# INSTRUCTION
Scan the records below for the word "screenshot" and give only the number of lines that hold it.

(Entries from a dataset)
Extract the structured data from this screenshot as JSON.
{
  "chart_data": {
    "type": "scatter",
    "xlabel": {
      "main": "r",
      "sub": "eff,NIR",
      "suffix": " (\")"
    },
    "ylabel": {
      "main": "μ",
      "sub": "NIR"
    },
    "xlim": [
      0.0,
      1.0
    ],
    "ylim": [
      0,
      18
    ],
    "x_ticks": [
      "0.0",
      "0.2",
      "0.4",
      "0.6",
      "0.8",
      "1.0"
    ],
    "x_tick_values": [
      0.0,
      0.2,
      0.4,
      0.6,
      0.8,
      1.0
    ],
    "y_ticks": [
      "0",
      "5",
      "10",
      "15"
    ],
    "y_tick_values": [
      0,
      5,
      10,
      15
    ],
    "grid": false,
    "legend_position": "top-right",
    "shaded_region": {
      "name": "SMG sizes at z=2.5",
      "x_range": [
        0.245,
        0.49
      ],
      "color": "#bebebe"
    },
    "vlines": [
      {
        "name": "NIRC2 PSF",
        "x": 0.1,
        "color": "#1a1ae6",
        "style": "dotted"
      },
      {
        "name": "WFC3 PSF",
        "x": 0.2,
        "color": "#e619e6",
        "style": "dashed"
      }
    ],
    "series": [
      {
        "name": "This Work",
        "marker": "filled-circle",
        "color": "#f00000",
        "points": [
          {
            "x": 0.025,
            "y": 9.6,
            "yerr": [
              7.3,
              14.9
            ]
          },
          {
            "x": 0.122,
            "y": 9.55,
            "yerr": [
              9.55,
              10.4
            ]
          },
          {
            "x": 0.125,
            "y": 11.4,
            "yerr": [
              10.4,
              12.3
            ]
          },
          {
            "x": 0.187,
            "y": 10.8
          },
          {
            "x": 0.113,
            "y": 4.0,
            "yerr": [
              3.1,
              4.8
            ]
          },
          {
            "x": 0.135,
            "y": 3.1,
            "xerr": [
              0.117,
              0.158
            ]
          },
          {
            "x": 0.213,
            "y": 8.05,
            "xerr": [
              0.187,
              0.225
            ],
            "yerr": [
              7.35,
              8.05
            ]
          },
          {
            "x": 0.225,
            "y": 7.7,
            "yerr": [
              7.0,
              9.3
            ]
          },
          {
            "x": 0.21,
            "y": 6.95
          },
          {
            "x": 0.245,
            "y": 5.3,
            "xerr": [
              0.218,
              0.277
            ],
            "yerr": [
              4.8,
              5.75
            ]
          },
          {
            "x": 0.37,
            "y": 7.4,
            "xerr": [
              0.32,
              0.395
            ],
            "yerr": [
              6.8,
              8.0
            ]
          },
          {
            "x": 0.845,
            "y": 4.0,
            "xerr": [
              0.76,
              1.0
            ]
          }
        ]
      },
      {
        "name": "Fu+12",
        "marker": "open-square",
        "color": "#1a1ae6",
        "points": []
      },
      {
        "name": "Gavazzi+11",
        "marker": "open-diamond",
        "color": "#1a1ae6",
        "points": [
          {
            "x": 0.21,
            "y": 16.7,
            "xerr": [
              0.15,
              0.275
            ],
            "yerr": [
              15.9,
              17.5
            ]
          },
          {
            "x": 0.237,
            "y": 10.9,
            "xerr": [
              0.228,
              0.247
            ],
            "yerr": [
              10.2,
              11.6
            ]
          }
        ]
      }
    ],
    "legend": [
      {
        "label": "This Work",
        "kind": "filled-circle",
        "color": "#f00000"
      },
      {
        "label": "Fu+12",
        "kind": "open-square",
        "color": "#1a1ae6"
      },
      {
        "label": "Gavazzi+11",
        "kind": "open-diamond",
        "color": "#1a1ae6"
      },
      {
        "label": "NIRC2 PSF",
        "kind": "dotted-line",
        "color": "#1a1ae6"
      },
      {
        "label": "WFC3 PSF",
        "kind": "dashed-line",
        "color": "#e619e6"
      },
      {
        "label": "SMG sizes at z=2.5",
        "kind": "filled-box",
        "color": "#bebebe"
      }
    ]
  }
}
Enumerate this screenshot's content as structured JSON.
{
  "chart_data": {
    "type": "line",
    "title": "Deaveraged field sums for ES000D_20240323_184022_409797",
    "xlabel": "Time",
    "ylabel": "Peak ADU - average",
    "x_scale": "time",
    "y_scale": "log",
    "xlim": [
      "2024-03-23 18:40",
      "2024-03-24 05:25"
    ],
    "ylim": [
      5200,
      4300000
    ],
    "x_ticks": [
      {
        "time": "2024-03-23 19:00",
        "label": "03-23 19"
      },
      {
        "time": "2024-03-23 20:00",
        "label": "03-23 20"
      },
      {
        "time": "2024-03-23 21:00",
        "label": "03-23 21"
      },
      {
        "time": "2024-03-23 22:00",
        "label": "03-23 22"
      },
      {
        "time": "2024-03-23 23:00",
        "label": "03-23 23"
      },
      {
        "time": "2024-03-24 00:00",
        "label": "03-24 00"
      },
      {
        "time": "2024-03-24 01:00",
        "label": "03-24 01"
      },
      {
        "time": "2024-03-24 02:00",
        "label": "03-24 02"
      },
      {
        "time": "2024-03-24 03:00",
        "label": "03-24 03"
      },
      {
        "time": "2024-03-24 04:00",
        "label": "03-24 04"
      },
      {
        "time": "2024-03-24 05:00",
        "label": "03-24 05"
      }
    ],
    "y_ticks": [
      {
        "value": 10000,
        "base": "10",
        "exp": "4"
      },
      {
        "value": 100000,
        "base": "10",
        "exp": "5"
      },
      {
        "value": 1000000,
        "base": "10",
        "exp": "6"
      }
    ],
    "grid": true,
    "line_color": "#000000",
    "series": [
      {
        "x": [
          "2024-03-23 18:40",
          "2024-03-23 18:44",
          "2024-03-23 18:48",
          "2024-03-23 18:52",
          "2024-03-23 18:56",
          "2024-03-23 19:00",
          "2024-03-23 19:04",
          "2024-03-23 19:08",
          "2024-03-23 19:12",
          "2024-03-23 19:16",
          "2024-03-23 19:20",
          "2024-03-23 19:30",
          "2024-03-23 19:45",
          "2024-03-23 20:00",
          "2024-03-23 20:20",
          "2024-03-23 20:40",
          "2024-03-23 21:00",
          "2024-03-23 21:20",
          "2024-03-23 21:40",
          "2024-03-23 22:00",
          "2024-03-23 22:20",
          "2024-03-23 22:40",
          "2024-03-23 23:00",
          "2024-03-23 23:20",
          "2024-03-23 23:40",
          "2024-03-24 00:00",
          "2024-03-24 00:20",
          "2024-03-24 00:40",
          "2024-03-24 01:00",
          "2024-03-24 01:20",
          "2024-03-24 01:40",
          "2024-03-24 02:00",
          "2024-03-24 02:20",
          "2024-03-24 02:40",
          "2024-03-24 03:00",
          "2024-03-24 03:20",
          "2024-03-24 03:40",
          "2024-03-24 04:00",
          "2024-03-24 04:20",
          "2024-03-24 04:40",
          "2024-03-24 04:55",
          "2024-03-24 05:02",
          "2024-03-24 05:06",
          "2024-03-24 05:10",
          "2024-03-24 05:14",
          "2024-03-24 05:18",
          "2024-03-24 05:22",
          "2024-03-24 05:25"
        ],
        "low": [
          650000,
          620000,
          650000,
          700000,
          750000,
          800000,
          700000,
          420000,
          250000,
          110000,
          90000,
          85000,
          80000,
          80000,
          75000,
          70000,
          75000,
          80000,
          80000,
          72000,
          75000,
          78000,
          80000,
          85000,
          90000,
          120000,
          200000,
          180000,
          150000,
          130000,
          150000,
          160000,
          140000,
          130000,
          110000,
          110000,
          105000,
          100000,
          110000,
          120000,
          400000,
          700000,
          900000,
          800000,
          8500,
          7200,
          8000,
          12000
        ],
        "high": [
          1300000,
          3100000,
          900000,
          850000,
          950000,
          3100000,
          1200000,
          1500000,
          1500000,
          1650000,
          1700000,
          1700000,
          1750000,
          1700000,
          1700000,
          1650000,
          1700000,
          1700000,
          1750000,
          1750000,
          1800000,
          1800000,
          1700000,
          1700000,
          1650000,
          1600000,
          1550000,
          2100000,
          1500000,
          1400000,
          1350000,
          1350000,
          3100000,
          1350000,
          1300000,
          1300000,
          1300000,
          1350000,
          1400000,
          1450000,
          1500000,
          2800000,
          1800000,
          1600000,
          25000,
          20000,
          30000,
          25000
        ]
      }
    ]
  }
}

# RESULT BELOW
2